阅读材料:
──────────

BZOJ 1497 最大获利
新的技术正冲击着手机通讯市场,对于各大运营商来说,这既是机遇,更是挑战。THU集团旗下的CS&T通讯公司在新一代通讯技术血战的前夜,需要做太多的准备工作,仅就站址选择一项,就需要完成前期市场研究、站址勘测、最优化等项目。在前期市场调查和站址勘测之后,公司得到了一共N个可以作为通讯信号中转站的地址,而由于这些地址的地理位置差异,在不同的地方建造通讯中转站需要投入的成本也是不一样的,所幸在前期调查之后这些都是已知数据:建立第i个通讯中转站需要的成本为Pi(1≤i≤N)。另外公司调查得出了所有期望中的用户群,一共M个。关于第i个用户群的信息概括为Ai, Bi和Ci:这些用户会使用中转站Ai和中转站Bi进行通讯,公司可以获益Ci。(1≤i≤M, 1≤Ai, Bi≤N) THU集团的CS&T公司可以有选择的建立一些中转站(投入成本),为一些用户提供服务并获得收益(获益之和)。那么如何选择最终建立的中转站才能让公司的净获利最大呢?(净获利 = 获益之和 - 投入成本之和)

──────────

已知信息:
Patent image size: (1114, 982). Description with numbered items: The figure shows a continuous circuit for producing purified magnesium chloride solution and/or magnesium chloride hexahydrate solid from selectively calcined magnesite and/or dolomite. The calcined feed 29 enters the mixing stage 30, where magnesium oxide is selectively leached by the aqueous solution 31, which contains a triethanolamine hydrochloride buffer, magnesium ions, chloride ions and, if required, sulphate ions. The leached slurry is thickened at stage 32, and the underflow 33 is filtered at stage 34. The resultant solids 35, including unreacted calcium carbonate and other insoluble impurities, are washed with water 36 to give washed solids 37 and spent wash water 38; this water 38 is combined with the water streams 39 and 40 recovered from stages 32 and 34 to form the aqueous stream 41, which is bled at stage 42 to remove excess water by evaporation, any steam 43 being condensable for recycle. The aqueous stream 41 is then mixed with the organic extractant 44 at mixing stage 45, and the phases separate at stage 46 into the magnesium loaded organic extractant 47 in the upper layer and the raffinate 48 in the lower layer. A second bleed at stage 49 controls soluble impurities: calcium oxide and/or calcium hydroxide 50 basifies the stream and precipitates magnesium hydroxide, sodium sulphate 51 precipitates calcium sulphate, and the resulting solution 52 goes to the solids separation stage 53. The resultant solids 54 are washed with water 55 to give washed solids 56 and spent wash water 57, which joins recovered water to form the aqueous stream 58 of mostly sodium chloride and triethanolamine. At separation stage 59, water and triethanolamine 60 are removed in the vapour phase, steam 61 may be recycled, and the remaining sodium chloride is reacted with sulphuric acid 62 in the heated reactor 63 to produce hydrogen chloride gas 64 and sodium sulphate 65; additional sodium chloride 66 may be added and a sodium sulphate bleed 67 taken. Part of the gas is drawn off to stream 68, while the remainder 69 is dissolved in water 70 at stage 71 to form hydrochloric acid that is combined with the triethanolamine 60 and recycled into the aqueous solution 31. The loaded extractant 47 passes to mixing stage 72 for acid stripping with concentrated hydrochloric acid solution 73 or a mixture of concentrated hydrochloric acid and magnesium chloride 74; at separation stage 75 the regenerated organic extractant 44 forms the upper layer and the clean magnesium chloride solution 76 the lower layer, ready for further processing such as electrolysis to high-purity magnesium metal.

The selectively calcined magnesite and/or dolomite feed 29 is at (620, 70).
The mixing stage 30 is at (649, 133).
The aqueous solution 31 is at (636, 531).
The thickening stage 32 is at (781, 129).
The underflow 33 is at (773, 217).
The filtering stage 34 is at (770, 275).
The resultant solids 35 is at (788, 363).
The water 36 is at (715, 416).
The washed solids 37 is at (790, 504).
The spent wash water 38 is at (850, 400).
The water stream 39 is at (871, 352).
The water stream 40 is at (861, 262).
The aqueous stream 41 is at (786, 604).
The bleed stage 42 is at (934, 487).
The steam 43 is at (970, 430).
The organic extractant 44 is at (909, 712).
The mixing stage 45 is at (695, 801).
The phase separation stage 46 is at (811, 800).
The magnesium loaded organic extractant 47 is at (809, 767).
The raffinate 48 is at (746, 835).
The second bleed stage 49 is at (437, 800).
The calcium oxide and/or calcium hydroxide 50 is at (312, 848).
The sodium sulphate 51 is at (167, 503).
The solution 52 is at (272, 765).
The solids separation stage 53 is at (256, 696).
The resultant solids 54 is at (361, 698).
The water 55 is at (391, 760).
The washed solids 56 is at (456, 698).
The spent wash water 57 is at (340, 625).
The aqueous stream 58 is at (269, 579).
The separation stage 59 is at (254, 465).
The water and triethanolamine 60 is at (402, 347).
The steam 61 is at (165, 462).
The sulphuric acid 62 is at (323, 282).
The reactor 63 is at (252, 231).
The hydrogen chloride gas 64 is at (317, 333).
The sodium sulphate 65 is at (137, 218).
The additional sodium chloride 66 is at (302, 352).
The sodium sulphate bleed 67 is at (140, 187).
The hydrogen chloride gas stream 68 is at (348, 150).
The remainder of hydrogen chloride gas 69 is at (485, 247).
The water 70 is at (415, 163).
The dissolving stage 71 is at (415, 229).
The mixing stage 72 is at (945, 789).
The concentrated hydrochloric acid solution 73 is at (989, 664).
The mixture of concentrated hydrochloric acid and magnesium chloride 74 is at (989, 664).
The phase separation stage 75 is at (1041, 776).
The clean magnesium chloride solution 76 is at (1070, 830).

──────────

待办任务:
a: 阅读材料中,仅站址选择一项就需要完成哪些项目?请全部列出。
b: 根据阅读材料回答:
(i) 公司一共得到多少个可以作为通讯信号中转站的地址?
(ii) 建立第i个通讯中转站需要的成本用什么表示?
(iii) 净获利按什么公式计算?

逐题答案:
a: 前期市场研究、站址勘测、最优化

b:
(i) N个
(ii) Pi
(iii) 净获利 = 获益之和 - 投入成本之和